» Exercise description
Wherever a line holds the string "JSON", copy that line.
>> START Data provided
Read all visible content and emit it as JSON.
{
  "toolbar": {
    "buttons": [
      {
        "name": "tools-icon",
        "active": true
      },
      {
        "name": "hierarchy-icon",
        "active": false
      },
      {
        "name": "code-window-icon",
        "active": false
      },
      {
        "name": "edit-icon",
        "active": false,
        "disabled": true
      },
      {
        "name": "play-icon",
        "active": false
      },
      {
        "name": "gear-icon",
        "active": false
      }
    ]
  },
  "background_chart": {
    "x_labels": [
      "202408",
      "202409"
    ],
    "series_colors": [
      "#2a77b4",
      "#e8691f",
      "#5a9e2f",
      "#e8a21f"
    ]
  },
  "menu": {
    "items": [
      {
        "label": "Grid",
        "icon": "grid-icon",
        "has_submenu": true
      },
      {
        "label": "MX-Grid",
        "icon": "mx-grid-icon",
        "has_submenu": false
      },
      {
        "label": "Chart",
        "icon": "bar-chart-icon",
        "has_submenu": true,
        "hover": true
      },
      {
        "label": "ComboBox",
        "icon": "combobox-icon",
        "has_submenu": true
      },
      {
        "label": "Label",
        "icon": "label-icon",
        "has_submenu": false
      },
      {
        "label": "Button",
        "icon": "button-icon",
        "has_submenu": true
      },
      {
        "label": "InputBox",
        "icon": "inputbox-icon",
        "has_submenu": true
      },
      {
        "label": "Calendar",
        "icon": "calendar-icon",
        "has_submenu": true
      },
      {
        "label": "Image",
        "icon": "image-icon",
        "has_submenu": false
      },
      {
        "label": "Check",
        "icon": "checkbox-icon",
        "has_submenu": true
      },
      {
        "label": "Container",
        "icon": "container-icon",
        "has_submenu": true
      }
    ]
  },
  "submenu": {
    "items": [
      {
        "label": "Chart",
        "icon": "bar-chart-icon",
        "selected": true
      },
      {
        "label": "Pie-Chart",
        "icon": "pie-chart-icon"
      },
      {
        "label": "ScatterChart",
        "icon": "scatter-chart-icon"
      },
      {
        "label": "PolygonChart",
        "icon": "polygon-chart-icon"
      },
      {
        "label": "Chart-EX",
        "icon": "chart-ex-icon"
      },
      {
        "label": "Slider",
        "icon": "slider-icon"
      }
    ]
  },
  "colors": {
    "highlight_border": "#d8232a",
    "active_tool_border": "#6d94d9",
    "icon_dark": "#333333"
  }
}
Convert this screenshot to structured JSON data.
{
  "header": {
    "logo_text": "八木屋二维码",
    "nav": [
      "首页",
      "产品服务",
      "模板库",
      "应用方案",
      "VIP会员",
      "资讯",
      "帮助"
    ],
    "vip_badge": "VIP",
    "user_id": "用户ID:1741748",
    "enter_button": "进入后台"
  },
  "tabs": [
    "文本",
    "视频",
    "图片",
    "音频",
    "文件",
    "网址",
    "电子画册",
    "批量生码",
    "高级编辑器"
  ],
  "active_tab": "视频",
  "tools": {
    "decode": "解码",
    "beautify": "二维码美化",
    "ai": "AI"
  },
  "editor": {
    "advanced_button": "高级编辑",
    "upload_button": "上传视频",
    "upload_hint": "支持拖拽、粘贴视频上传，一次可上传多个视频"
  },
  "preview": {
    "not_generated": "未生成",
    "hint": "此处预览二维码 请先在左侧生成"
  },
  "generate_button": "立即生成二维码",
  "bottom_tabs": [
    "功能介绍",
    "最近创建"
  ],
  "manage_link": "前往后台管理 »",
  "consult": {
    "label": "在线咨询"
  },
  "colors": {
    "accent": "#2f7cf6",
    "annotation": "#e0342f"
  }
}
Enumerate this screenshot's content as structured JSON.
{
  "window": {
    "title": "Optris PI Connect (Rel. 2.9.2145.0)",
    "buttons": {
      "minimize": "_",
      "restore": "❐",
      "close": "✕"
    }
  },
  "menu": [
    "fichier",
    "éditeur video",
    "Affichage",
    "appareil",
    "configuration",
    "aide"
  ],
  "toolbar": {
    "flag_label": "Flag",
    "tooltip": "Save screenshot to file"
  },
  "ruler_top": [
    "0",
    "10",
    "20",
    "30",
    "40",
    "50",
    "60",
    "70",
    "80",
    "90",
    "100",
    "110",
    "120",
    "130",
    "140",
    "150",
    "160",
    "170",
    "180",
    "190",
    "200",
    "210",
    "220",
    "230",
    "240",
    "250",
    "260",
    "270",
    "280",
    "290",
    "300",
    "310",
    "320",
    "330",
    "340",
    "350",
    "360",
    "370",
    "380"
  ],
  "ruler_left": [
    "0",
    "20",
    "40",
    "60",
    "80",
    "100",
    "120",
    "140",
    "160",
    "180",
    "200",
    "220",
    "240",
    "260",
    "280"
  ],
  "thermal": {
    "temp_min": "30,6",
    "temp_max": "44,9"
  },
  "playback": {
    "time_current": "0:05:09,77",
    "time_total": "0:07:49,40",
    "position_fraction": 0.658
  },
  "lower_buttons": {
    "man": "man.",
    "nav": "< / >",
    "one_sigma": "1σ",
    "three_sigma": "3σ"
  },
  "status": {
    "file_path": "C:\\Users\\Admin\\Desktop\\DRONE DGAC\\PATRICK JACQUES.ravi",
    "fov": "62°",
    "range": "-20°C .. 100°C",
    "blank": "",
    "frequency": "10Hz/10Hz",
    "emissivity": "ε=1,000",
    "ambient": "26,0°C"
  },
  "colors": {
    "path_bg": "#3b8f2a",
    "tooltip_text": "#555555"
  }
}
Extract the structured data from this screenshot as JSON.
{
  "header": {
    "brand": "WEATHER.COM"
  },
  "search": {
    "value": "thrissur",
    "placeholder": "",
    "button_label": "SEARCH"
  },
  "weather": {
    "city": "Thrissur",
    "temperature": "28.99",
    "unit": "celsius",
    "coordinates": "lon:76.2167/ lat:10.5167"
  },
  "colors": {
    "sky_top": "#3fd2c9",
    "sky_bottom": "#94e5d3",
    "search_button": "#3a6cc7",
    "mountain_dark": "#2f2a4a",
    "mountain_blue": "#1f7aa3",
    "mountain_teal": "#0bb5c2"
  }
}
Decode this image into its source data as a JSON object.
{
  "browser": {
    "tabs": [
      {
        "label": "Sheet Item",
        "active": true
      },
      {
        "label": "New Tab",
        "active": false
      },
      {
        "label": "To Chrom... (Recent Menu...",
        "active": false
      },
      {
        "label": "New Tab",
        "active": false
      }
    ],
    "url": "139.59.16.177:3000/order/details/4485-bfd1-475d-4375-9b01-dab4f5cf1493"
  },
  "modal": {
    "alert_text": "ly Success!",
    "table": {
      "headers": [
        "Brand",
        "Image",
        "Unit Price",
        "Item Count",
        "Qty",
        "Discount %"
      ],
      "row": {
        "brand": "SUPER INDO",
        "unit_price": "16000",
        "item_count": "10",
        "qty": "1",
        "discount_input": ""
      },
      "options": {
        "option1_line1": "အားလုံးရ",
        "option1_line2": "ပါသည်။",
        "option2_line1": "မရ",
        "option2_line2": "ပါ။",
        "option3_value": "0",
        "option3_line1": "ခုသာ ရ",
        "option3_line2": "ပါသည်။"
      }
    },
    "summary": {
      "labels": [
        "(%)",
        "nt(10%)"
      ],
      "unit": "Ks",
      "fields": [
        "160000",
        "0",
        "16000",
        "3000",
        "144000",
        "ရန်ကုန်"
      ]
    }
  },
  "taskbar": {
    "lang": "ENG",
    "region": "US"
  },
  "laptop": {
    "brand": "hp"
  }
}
>> END Data provided
» Solution to this problem
Read all visible content and emit it as JSON.
Convert this screenshot to structured JSON data.
Enumerate this screenshot's content as structured JSON.
Extract the structured data from this screenshot as JSON.
Decode this image into its source data as a JSON object.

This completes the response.